* **Short task**
Please write out the material that follows, exactly as it stands.

================

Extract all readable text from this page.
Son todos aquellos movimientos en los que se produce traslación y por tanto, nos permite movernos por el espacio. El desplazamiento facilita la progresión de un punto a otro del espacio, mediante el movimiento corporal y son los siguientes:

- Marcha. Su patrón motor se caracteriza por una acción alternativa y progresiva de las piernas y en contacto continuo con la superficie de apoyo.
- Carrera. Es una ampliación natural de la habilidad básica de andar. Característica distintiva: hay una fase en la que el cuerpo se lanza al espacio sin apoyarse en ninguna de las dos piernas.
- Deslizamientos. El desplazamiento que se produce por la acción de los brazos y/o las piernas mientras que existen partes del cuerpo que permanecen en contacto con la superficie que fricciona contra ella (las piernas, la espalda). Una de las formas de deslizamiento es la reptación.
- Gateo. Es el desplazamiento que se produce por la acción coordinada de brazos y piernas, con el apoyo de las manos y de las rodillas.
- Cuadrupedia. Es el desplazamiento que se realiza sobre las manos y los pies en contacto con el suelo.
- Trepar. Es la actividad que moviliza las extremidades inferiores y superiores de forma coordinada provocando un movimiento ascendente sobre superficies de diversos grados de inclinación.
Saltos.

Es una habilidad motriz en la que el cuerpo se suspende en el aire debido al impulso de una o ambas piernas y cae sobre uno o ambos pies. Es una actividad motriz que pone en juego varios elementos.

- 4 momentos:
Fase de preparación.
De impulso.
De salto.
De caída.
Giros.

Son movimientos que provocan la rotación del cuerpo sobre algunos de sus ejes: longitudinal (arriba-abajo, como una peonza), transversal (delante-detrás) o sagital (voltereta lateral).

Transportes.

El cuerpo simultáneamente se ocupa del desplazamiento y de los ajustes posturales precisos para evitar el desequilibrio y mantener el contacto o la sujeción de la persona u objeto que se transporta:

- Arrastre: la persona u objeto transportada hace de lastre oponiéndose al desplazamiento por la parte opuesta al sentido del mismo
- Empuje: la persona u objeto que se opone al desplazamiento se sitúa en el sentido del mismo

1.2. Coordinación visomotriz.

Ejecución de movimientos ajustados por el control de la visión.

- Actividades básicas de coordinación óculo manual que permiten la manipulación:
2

================

* **Worked answer**
Extract all readable text from this page.
Son todos aquellos movimientos en los que se produce traslación y por tanto, nos permite movernos por el espacio. El desplazamiento facilita la progresión de un punto a otro del espacio, mediante el movimiento corporal y son los siguientes:

- Marcha. Su patrón motor se caracteriza por una acción alternativa y progresiva de las piernas y en contacto continuo con la superficie de apoyo.
- Carrera. Es una ampliación natural de la habilidad básica de andar. Característica distintiva: hay una fase en la que el cuerpo se lanza al espacio sin apoyarse en ninguna de las dos piernas.
- Deslizamientos. El desplazamiento que se produce por la acción de los brazos y/o las piernas mientras que existen partes del cuerpo que permanecen en contacto con la superficie que fricciona contra ella (las piernas, la espalda). Una de las formas de deslizamiento es la reptación.
- Gateo. Es el desplazamiento que se produce por la acción coordinada de brazos y piernas, con el apoyo de las manos y de las rodillas.
- Cuadrupedia. Es el desplazamiento que se realiza sobre las manos y los pies en contacto con el suelo.
- Trepar. Es la actividad que moviliza las extremidades inferiores y superiores de forma coordinada provocando un movimiento ascendente sobre superficies de diversos grados de inclinación.
Saltos.

Es una habilidad motriz en la que el cuerpo se suspende en el aire debido al impulso de una o ambas piernas y cae sobre uno o ambos pies. Es una actividad motriz que pone en juego varios elementos.

- 4 momentos:
Fase de preparación.
De impulso.
De salto.
De caída.
Giros.

Son movimientos que provocan la rotación del cuerpo sobre algunos de sus ejes: longitudinal (arriba-abajo, como una peonza), transversal (delante-detrás) o sagital (voltereta lateral).

Transportes.

El cuerpo simultáneamente se ocupa del desplazamiento y de los ajustes posturales precisos para evitar el desequilibrio y mantener el contacto o la sujeción de la persona u objeto que se transporta:

- Arrastre: la persona u objeto transportada hace de lastre oponiéndose al desplazamiento por la parte opuesta al sentido del mismo
- Empuje: la persona u objeto que se opone al desplazamiento se sitúa en el sentido del mismo

1.2. Coordinación visomotriz.

Ejecución de movimientos ajustados por el control de la visión.

- Actividades básicas de coordinación óculo manual que permiten la manipulación:
2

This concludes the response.